§ **RECORDS SHOWN**:
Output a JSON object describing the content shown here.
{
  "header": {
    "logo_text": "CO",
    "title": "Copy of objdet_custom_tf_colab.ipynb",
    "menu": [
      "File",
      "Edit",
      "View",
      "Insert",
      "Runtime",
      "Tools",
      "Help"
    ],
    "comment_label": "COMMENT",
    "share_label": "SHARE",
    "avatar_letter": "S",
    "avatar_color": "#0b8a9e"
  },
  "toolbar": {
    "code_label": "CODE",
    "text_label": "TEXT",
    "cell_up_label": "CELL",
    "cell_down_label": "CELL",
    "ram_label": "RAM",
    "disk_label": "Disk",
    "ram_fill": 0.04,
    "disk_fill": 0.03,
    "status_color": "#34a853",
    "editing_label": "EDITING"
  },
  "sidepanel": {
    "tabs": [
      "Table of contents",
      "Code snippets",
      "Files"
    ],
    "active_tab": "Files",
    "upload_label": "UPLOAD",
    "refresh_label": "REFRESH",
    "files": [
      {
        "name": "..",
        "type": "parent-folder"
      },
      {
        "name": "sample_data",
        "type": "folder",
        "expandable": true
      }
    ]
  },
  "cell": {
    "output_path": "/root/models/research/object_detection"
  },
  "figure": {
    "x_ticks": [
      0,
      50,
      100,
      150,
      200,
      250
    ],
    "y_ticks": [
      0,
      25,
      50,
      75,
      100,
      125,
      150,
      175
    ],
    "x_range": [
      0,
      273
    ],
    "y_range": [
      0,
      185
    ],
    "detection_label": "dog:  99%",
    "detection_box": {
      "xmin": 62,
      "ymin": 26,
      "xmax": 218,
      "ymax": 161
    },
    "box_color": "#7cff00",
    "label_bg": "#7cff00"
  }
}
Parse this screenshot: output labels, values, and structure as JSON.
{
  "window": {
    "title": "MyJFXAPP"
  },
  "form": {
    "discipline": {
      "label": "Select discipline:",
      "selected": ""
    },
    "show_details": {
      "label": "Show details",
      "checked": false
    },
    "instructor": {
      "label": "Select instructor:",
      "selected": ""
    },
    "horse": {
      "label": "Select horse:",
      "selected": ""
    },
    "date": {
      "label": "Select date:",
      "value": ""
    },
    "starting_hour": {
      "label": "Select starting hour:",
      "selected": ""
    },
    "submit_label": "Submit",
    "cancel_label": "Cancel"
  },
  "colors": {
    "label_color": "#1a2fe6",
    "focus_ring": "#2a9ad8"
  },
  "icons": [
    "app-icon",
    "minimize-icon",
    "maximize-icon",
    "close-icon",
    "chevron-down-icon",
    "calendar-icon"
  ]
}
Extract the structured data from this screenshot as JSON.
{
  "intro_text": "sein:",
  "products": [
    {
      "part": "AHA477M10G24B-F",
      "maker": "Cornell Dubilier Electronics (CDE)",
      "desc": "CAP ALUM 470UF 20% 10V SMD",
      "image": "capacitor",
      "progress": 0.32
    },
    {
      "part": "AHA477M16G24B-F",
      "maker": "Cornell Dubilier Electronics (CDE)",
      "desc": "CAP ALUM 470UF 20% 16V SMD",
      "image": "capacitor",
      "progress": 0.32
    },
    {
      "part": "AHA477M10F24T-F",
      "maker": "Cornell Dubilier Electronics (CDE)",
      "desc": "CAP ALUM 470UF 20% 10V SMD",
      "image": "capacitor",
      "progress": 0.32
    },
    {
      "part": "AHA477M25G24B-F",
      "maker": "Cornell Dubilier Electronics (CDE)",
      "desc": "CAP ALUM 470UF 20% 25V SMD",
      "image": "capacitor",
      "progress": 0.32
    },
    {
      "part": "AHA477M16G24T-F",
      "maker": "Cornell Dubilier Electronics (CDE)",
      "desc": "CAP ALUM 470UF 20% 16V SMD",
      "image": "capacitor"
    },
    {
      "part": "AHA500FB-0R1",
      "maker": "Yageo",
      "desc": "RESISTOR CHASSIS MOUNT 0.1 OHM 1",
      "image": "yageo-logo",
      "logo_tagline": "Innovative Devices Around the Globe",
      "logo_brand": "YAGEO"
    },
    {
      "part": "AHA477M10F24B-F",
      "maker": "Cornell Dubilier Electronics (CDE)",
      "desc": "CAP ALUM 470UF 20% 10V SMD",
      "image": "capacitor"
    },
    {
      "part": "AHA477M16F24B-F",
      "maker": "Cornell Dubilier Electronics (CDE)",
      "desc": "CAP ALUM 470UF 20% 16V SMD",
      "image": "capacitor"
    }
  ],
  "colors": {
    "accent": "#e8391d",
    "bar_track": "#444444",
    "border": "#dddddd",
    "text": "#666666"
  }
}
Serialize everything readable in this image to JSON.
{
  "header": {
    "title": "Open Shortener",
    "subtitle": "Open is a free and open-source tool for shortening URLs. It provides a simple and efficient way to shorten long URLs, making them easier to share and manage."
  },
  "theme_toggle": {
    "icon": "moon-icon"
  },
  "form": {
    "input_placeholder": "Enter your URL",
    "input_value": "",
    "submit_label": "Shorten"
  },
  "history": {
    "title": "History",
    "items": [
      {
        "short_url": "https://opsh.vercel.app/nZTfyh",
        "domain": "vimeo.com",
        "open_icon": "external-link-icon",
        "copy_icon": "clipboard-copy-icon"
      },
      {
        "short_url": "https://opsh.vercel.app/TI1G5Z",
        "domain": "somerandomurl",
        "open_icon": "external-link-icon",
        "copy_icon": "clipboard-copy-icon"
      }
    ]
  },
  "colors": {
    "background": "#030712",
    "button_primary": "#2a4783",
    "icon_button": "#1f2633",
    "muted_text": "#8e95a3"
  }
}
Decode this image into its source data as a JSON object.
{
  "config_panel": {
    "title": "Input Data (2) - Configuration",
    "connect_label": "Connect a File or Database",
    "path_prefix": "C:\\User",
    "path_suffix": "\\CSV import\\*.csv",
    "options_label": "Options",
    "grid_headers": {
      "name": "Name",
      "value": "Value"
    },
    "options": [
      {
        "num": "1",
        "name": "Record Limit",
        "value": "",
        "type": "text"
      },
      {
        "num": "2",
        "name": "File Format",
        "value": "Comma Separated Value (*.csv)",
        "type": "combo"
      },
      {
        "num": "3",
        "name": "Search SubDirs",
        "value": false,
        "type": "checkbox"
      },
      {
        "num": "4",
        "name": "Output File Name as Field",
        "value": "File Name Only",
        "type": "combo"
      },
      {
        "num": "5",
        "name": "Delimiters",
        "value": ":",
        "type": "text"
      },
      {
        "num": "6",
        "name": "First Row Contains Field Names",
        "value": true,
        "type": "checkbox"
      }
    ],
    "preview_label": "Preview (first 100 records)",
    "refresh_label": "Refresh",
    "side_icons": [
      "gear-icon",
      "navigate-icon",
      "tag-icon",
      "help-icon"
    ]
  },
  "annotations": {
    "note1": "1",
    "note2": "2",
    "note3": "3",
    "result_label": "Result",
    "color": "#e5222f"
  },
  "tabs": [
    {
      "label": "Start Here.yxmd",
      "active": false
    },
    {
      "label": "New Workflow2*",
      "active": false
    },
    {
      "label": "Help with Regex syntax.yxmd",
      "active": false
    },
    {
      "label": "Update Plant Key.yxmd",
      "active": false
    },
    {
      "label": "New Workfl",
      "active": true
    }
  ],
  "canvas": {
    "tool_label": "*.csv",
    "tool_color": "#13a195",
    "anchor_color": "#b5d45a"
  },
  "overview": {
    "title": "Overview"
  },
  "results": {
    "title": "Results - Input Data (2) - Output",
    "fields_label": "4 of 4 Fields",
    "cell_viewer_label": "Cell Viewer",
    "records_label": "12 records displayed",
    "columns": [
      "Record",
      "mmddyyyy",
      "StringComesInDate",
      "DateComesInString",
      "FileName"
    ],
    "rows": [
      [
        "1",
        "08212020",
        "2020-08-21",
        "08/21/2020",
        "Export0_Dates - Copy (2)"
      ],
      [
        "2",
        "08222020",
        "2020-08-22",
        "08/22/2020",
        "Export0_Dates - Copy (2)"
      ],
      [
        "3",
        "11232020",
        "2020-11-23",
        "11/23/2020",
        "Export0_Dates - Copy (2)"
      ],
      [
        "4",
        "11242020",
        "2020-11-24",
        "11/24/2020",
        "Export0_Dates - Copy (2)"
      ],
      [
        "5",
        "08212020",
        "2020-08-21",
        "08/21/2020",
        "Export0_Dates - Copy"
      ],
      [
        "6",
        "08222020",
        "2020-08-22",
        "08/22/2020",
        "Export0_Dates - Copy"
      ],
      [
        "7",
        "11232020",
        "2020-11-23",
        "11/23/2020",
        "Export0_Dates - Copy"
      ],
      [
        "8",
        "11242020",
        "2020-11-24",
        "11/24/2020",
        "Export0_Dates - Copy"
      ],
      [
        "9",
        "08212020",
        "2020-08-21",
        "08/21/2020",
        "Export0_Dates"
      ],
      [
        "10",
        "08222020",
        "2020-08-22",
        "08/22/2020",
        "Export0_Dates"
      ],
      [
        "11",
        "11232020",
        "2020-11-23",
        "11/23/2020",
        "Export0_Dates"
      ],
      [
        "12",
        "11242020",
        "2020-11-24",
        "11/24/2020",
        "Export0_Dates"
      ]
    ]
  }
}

§ **WHAT TO DO**: From the entries above, list each line with "opsh" in it.

§ **FINAL RESULT**:
        "short_url": "https://opsh.vercel.app/nZTfyh",
        "short_url": "https://opsh.vercel.app/TI1G5Z",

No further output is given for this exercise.